What to produce. In the records below, pick out all lines containing the word "角色认证时".

Recorded data.
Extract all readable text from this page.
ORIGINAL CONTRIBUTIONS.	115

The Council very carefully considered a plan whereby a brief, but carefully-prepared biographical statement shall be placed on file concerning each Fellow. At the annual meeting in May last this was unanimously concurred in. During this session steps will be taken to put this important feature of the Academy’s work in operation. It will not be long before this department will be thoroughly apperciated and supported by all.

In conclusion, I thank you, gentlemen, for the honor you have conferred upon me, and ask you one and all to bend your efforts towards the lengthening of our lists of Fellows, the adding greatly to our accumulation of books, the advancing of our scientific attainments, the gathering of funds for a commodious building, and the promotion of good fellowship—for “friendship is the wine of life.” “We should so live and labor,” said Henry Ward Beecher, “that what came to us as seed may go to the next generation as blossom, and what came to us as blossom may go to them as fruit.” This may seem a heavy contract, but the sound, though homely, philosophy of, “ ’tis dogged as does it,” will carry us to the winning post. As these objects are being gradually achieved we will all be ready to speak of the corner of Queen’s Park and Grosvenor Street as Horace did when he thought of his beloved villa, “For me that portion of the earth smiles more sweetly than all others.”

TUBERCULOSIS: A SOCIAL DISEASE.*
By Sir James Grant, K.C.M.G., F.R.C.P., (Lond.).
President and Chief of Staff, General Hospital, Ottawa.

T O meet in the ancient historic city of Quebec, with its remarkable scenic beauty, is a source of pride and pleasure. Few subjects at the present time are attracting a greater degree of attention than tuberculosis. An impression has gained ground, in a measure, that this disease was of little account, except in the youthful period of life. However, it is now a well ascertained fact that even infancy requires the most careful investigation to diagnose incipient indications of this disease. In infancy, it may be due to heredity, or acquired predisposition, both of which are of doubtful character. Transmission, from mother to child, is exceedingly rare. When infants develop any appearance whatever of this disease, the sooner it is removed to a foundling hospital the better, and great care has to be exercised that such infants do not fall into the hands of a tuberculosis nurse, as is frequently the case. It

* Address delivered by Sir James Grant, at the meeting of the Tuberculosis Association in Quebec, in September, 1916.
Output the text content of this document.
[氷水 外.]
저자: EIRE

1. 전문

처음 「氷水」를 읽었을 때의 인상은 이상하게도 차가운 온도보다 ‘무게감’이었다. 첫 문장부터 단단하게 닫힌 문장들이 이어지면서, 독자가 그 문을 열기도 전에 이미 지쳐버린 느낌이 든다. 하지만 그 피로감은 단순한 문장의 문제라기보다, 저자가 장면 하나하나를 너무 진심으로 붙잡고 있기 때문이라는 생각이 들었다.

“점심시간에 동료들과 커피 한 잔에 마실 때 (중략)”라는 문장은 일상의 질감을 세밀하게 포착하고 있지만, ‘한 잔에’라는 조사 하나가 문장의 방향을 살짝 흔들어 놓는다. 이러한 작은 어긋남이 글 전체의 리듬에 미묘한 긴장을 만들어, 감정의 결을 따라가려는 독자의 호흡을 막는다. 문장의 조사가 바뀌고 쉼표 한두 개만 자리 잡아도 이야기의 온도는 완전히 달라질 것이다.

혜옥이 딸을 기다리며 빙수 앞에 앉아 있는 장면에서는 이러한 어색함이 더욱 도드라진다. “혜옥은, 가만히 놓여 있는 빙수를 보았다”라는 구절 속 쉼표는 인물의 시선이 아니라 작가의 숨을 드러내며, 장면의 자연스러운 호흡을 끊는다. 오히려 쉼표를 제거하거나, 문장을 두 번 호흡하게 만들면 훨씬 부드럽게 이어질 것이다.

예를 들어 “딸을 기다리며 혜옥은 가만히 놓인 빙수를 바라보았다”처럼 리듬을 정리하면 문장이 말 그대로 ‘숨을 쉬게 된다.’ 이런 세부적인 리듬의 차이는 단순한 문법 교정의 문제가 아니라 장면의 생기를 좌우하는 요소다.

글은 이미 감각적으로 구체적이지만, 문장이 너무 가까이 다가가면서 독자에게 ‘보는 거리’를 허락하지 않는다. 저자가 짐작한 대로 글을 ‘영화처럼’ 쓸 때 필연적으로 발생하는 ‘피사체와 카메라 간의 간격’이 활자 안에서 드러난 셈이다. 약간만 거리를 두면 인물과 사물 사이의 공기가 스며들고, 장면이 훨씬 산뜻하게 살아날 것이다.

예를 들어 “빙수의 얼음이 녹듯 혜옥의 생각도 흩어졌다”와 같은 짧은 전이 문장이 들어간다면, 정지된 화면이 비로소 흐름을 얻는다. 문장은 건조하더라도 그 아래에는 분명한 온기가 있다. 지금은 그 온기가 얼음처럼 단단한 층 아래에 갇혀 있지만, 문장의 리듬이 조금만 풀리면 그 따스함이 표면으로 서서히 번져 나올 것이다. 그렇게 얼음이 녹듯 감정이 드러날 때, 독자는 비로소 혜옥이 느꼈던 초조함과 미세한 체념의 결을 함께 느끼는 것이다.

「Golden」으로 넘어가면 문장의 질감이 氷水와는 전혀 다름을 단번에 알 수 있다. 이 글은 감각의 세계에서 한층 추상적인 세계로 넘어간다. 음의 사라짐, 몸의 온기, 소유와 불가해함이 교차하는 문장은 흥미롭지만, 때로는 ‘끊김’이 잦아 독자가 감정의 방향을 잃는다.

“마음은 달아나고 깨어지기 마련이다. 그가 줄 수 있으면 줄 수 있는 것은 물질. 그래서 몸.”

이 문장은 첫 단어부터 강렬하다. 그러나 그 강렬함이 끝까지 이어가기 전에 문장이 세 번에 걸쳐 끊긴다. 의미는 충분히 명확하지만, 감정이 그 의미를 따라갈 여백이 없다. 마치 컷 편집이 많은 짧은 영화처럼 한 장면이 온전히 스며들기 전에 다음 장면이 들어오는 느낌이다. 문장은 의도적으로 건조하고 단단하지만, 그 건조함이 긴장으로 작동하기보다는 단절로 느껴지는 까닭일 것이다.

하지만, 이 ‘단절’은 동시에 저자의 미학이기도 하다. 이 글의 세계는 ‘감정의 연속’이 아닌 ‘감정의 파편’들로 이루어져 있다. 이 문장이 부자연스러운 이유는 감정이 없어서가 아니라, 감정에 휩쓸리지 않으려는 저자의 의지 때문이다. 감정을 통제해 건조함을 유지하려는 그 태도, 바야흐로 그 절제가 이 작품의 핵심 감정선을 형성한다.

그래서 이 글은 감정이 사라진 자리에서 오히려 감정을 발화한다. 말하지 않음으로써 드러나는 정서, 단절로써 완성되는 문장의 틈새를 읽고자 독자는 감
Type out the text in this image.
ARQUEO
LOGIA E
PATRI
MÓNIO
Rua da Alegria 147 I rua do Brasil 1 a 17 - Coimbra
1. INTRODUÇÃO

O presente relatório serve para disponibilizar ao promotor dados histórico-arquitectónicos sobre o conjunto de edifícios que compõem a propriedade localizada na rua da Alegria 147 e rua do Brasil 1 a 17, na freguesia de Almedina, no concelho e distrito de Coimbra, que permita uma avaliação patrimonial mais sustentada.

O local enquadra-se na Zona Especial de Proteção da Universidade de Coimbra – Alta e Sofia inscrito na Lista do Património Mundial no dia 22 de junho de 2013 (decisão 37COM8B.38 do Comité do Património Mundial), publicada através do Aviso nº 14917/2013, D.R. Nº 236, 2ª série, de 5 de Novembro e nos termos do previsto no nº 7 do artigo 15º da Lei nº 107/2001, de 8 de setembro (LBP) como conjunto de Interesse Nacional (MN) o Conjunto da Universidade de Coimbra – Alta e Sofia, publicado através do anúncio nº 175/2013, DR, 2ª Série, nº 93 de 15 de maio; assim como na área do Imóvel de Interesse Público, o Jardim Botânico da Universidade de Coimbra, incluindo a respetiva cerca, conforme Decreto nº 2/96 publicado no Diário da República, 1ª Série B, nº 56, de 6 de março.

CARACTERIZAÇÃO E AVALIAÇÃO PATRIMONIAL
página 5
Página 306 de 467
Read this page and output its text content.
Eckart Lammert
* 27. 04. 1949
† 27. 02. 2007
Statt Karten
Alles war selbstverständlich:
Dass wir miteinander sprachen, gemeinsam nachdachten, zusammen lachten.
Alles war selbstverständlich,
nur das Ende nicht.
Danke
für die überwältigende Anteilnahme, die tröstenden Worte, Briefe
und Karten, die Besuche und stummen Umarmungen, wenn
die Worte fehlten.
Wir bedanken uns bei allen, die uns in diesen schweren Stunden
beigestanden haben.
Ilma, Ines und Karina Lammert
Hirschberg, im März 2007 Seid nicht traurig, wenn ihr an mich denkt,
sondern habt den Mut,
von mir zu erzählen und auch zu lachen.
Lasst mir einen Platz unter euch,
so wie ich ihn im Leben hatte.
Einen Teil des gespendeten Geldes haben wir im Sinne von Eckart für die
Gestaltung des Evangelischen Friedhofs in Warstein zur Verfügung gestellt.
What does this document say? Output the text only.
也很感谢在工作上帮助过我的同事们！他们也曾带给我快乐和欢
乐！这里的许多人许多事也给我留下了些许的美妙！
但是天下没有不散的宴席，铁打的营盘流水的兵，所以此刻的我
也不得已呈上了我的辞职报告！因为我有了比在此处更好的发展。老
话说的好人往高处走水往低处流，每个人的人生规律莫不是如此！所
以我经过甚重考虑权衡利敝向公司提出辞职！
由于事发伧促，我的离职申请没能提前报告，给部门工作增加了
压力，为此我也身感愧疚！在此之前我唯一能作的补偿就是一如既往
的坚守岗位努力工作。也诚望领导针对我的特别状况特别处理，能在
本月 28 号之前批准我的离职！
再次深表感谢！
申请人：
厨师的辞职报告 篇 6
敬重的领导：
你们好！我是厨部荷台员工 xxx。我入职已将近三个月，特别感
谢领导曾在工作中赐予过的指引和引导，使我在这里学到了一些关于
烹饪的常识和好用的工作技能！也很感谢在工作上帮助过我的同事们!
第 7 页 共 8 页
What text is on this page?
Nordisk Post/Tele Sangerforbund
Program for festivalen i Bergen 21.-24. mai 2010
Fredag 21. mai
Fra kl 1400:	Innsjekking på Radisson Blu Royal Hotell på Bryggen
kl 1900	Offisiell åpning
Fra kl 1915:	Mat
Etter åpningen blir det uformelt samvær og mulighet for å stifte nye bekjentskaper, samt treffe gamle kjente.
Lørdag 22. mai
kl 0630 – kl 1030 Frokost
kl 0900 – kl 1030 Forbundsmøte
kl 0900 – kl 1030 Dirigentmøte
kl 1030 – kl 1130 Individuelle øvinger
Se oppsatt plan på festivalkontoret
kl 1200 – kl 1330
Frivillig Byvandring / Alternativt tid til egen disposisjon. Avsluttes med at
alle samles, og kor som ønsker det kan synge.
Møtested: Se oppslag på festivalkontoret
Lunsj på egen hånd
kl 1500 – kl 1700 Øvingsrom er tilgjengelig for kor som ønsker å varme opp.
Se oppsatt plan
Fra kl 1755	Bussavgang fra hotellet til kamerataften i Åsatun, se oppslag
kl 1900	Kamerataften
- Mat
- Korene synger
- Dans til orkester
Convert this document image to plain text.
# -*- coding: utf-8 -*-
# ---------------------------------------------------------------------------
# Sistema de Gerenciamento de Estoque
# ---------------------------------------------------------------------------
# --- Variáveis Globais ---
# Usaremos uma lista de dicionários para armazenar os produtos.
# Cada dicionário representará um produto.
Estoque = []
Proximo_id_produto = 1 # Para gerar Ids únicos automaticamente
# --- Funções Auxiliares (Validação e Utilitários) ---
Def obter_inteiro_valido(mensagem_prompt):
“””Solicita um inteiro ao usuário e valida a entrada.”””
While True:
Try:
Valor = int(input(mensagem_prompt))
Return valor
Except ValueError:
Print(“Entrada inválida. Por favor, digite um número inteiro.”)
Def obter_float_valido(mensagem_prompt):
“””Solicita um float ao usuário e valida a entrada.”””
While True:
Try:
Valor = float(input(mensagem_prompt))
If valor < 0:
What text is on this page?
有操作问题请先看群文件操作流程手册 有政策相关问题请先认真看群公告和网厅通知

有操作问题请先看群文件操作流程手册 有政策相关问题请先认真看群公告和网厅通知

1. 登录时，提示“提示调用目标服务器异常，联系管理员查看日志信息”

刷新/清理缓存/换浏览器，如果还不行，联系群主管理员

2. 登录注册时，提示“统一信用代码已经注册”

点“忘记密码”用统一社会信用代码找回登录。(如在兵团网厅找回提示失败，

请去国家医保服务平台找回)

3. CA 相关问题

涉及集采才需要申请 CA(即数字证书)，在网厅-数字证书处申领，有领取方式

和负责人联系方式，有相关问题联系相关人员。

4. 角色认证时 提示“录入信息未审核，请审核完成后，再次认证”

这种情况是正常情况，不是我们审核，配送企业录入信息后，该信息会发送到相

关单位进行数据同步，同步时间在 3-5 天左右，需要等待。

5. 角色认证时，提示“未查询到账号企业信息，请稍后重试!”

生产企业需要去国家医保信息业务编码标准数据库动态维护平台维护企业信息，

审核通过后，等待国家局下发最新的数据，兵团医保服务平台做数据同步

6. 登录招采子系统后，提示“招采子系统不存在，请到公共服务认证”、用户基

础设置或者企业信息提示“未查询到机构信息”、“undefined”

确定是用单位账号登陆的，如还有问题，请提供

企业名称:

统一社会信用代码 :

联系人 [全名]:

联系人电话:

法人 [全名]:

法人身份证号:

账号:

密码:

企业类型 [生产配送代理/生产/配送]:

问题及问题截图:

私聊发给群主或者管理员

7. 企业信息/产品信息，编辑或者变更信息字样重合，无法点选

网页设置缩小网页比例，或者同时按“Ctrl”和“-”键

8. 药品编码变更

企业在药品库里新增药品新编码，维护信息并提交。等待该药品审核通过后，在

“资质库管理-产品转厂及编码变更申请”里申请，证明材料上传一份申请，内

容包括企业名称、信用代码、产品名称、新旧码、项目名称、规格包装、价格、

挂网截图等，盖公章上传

Answer to this exercise.
4. 角色认证时 提示“录入信息未审核，请审核完成后，再次认证”
5. 角色认证时，提示“未查询到账号企业信息，请稍后重试!”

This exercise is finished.